> **Do this**
Without the images, output each record below as it stands.

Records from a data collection
%%
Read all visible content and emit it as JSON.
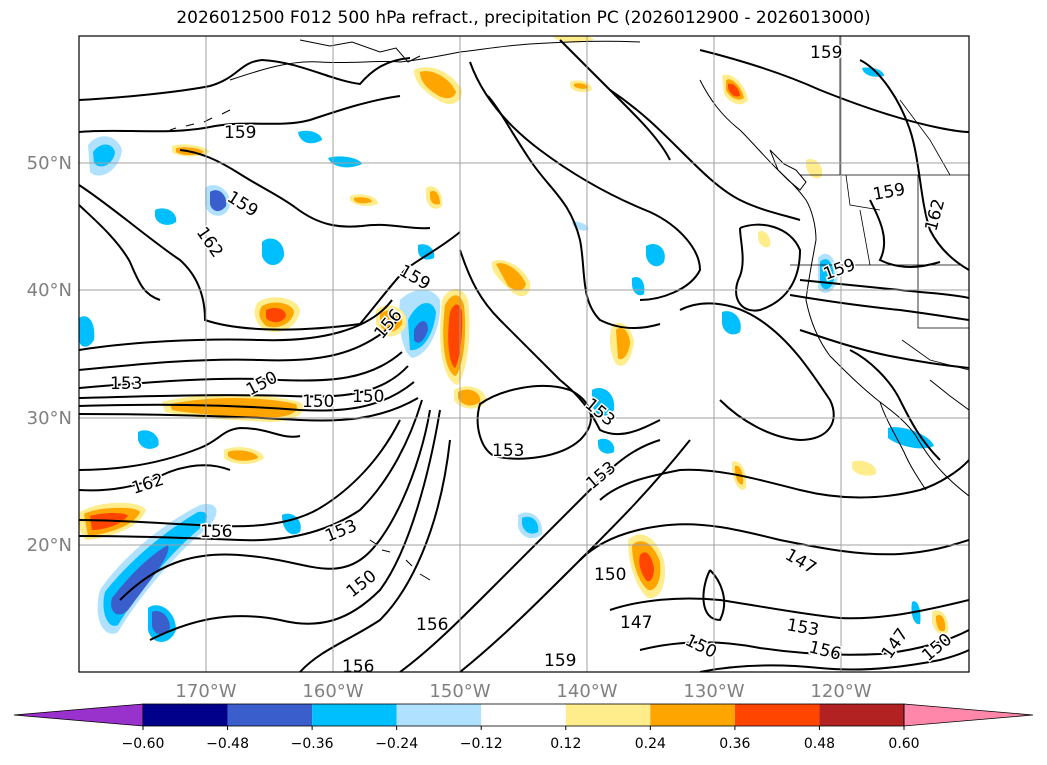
{
  "title": "2026012500 F012 500 hPa refract., precipitation PC (2026012900 - 2026013000)",
  "map": {
    "lat_labels": [
      "50°N",
      "40°N",
      "30°N",
      "20°N"
    ],
    "lon_labels": [
      "170°W",
      "160°W",
      "150°W",
      "140°W",
      "130°W",
      "120°W"
    ],
    "contour_labels": [
      "159",
      "159",
      "159",
      "162",
      "159",
      "156",
      "153",
      "150",
      "150",
      "150",
      "153",
      "153",
      "162",
      "156",
      "153",
      "150",
      "150",
      "147",
      "156",
      "147",
      "150",
      "153",
      "156",
      "153",
      "150",
      "159",
      "162",
      "159",
      "156",
      "159",
      "147"
    ]
  },
  "colorbar": {
    "ticks": [
      "−0.60",
      "−0.48",
      "−0.36",
      "−0.24",
      "−0.12",
      "0.12",
      "0.24",
      "0.36",
      "0.48",
      "0.60"
    ],
    "colors": [
      "#9932cc",
      "#00008b",
      "#3a5fcd",
      "#00bfff",
      "#b0e2ff",
      "#ffffff",
      "#ffec8b",
      "#ffa500",
      "#ff4500",
      "#b22222",
      "#ff88aa"
    ]
  },
  "colors": {
    "blue_light": "#b0e2ff",
    "blue_mid": "#00bfff",
    "blue_dark": "#3a5fcd",
    "yellow": "#ffec8b",
    "orange": "#ffa500",
    "red": "#ff4500",
    "grid": "#a0a0a0",
    "contour": "#000000"
  }
}
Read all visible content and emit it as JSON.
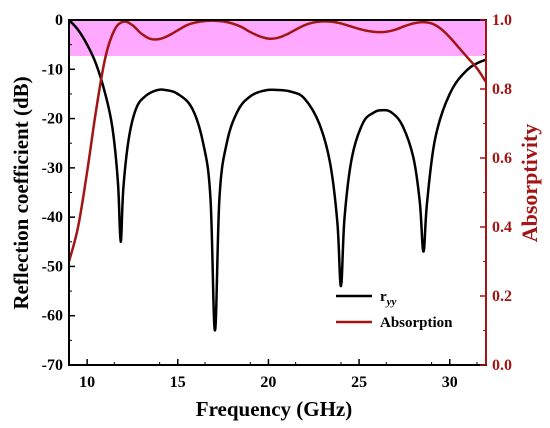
{
  "chart_data": {
    "type": "line",
    "xlabel": "Frequency (GHz)",
    "ylabel": "Reflection coefficient (dB)",
    "y2label": "Absorptivity",
    "xlim": [
      9,
      32
    ],
    "ylim": [
      -70,
      0
    ],
    "y2lim": [
      0,
      1.0
    ],
    "x_ticks": [
      "10",
      "15",
      "20",
      "25",
      "30"
    ],
    "y_ticks": [
      "0",
      "-10",
      "-20",
      "-30",
      "-40",
      "-50",
      "-60",
      "-70"
    ],
    "y2_ticks": [
      "0.0",
      "0.2",
      "0.4",
      "0.6",
      "0.8",
      "1.0"
    ],
    "legend_position": "bottom-right",
    "shaded_band": {
      "axis": "y",
      "from": -7.3,
      "to": 0,
      "color": "#ff99ff"
    },
    "series": [
      {
        "name": "r_yy",
        "legend_label": "r",
        "legend_subscript": "yy",
        "axis": "left",
        "color": "#000000",
        "x": [
          9.0,
          9.5,
          10.0,
          10.5,
          11.0,
          11.4,
          11.7,
          11.85,
          12.0,
          12.3,
          12.7,
          13.2,
          13.8,
          14.3,
          15.0,
          15.8,
          16.4,
          16.8,
          17.05,
          17.3,
          17.7,
          18.3,
          19.0,
          19.8,
          20.5,
          21.3,
          22.0,
          22.8,
          23.4,
          23.8,
          24.0,
          24.2,
          24.6,
          25.2,
          25.8,
          26.3,
          26.8,
          27.4,
          28.0,
          28.35,
          28.55,
          28.75,
          29.2,
          30.0,
          31.0,
          32.0
        ],
        "y": [
          0,
          -2,
          -5,
          -9,
          -15,
          -22,
          -33,
          -45,
          -34,
          -24,
          -18,
          -15.5,
          -14.3,
          -14.2,
          -15,
          -18,
          -25,
          -36,
          -63,
          -36,
          -25,
          -18.5,
          -15.5,
          -14.3,
          -14.2,
          -14.6,
          -16,
          -21,
          -29,
          -41,
          -54,
          -40,
          -28,
          -21,
          -18.8,
          -18.3,
          -18.8,
          -21.5,
          -28,
          -37,
          -47,
          -37,
          -24,
          -15,
          -10,
          -8
        ]
      },
      {
        "name": "Absorption",
        "legend_label": "Absorption",
        "axis": "right",
        "color": "#a31515",
        "x": [
          9.0,
          9.5,
          10.0,
          10.5,
          11.0,
          11.5,
          12.0,
          12.5,
          13.0,
          13.5,
          14.0,
          14.5,
          15.0,
          15.5,
          16.0,
          16.5,
          17.0,
          17.5,
          18.0,
          18.5,
          19.0,
          19.5,
          20.0,
          20.5,
          21.0,
          21.5,
          22.0,
          22.5,
          23.0,
          23.5,
          24.0,
          24.5,
          25.0,
          25.5,
          26.0,
          26.5,
          27.0,
          27.5,
          28.0,
          28.5,
          29.0,
          29.5,
          30.0,
          30.5,
          31.0,
          31.5,
          32.0
        ],
        "y": [
          0.3,
          0.4,
          0.56,
          0.74,
          0.89,
          0.97,
          0.995,
          0.985,
          0.96,
          0.945,
          0.945,
          0.955,
          0.97,
          0.985,
          0.993,
          0.997,
          0.998,
          0.996,
          0.99,
          0.98,
          0.965,
          0.953,
          0.946,
          0.948,
          0.958,
          0.972,
          0.985,
          0.993,
          0.996,
          0.995,
          0.99,
          0.982,
          0.974,
          0.968,
          0.965,
          0.966,
          0.972,
          0.982,
          0.99,
          0.994,
          0.99,
          0.975,
          0.95,
          0.92,
          0.89,
          0.86,
          0.82
        ]
      }
    ]
  }
}
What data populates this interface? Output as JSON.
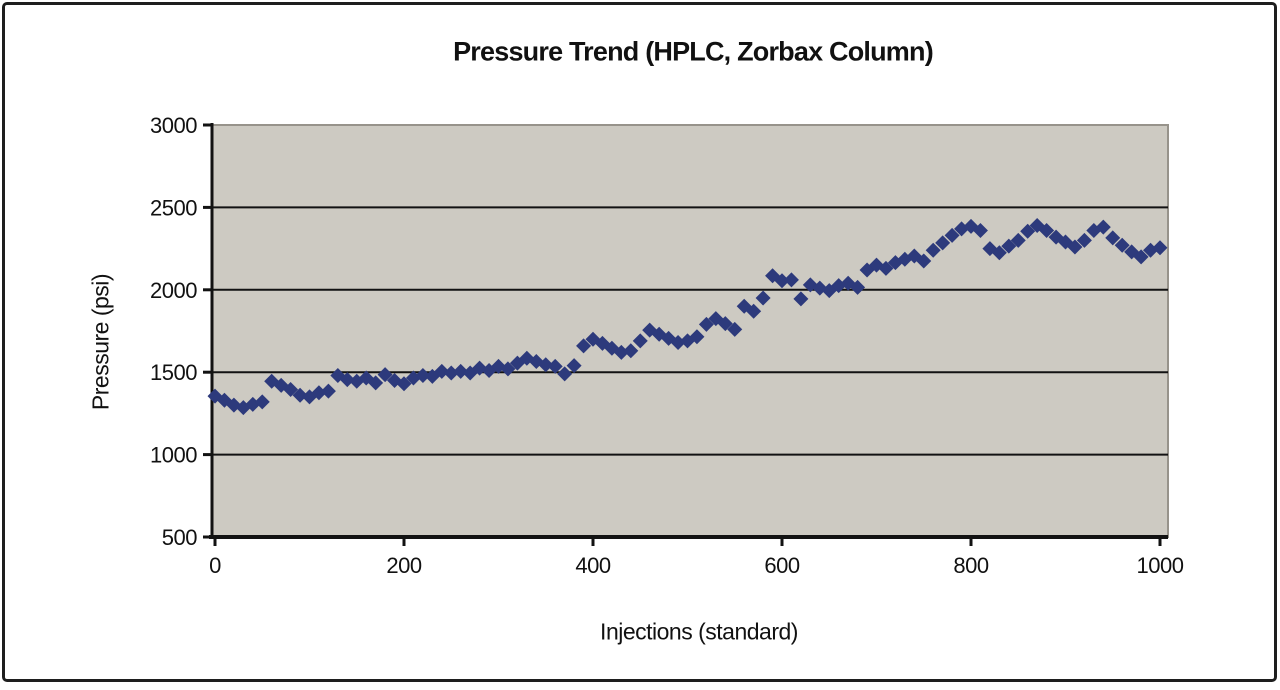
%%
> **Result below**
Read all visible content and emit it as JSON.
{
  "title": "2026012500 F012 500 hPa refract., precipitation PC (2026012900 - 2026013000)",
  "map": {
    "lat_labels": [
      "50°N",
      "40°N",
      "30°N",
      "20°N"
    ],
    "lon_labels": [
      "170°W",
      "160°W",
      "150°W",
      "140°W",
      "130°W",
      "120°W"
    ],
    "contour_labels": [
      "159",
      "159",
      "159",
      "162",
      "159",
      "156",
      "153",
      "150",
      "150",
      "150",
      "153",
      "153",
      "162",
      "156",
      "153",
      "150",
      "150",
      "147",
      "156",
      "147",
      "150",
      "153",
      "156",
      "153",
      "150",
      "159",
      "162",
      "159",
      "156",
      "159",
      "147"
    ]
  },
  "colorbar": {
    "ticks": [
      "−0.60",
      "−0.48",
      "−0.36",
      "−0.24",
      "−0.12",
      "0.12",
      "0.24",
      "0.36",
      "0.48",
      "0.60"
    ],
    "colors": [
      "#9932cc",
      "#00008b",
      "#3a5fcd",
      "#00bfff",
      "#b0e2ff",
      "#ffffff",
      "#ffec8b",
      "#ffa500",
      "#ff4500",
      "#b22222",
      "#ff88aa"
    ]
  },
  "colors": {
    "blue_light": "#b0e2ff",
    "blue_mid": "#00bfff",
    "blue_dark": "#3a5fcd",
    "yellow": "#ffec8b",
    "orange": "#ffa500",
    "red": "#ff4500",
    "grid": "#a0a0a0",
    "contour": "#000000"
  }
}
Read all visible content and emit it as JSON.
{
  "chart_data": {
    "type": "line",
    "xlabel": "Frequency (GHz)",
    "ylabel": "Reflection coefficient (dB)",
    "y2label": "Absorptivity",
    "xlim": [
      9,
      32
    ],
    "ylim": [
      -70,
      0
    ],
    "y2lim": [
      0,
      1.0
    ],
    "x_ticks": [
      "10",
      "15",
      "20",
      "25",
      "30"
    ],
    "y_ticks": [
      "0",
      "-10",
      "-20",
      "-30",
      "-40",
      "-50",
      "-60",
      "-70"
    ],
    "y2_ticks": [
      "0.0",
      "0.2",
      "0.4",
      "0.6",
      "0.8",
      "1.0"
    ],
    "legend_position": "bottom-right",
    "shaded_band": {
      "axis": "y",
      "from": -7.3,
      "to": 0,
      "color": "#ff99ff"
    },
    "series": [
      {
        "name": "r_yy",
        "legend_label": "r",
        "legend_subscript": "yy",
        "axis": "left",
        "color": "#000000",
        "x": [
          9.0,
          9.5,
          10.0,
          10.5,
          11.0,
          11.4,
          11.7,
          11.85,
          12.0,
          12.3,
          12.7,
          13.2,
          13.8,
          14.3,
          15.0,
          15.8,
          16.4,
          16.8,
          17.05,
          17.3,
          17.7,
          18.3,
          19.0,
          19.8,
          20.5,
          21.3,
          22.0,
          22.8,
          23.4,
          23.8,
          24.0,
          24.2,
          24.6,
          25.2,
          25.8,
          26.3,
          26.8,
          27.4,
          28.0,
          28.35,
          28.55,
          28.75,
          29.2,
          30.0,
          31.0,
          32.0
        ],
        "y": [
          0,
          -2,
          -5,
          -9,
          -15,
          -22,
          -33,
          -45,
          -34,
          -24,
          -18,
          -15.5,
          -14.3,
          -14.2,
          -15,
          -18,
          -25,
          -36,
          -63,
          -36,
          -25,
          -18.5,
          -15.5,
          -14.3,
          -14.2,
          -14.6,
          -16,
          -21,
          -29,
          -41,
          -54,
          -40,
          -28,
          -21,
          -18.8,
          -18.3,
          -18.8,
          -21.5,
          -28,
          -37,
          -47,
          -37,
          -24,
          -15,
          -10,
          -8
        ]
      },
      {
        "name": "Absorption",
        "legend_label": "Absorption",
        "axis": "right",
        "color": "#a31515",
        "x": [
          9.0,
          9.5,
          10.0,
          10.5,
          11.0,
          11.5,
          12.0,
          12.5,
          13.0,
          13.5,
          14.0,
          14.5,
          15.0,
          15.5,
          16.0,
          16.5,
          17.0,
          17.5,
          18.0,
          18.5,
          19.0,
          19.5,
          20.0,
          20.5,
          21.0,
          21.5,
          22.0,
          22.5,
          23.0,
          23.5,
          24.0,
          24.5,
          25.0,
          25.5,
          26.0,
          26.5,
          27.0,
          27.5,
          28.0,
          28.5,
          29.0,
          29.5,
          30.0,
          30.5,
          31.0,
          31.5,
          32.0
        ],
        "y": [
          0.3,
          0.4,
          0.56,
          0.74,
          0.89,
          0.97,
          0.995,
          0.985,
          0.96,
          0.945,
          0.945,
          0.955,
          0.97,
          0.985,
          0.993,
          0.997,
          0.998,
          0.996,
          0.99,
          0.98,
          0.965,
          0.953,
          0.946,
          0.948,
          0.958,
          0.972,
          0.985,
          0.993,
          0.996,
          0.995,
          0.99,
          0.982,
          0.974,
          0.968,
          0.965,
          0.966,
          0.972,
          0.982,
          0.99,
          0.994,
          0.99,
          0.975,
          0.95,
          0.92,
          0.89,
          0.86,
          0.82
        ]
      }
    ]
  }
}
What data populates this interface? Output as JSON.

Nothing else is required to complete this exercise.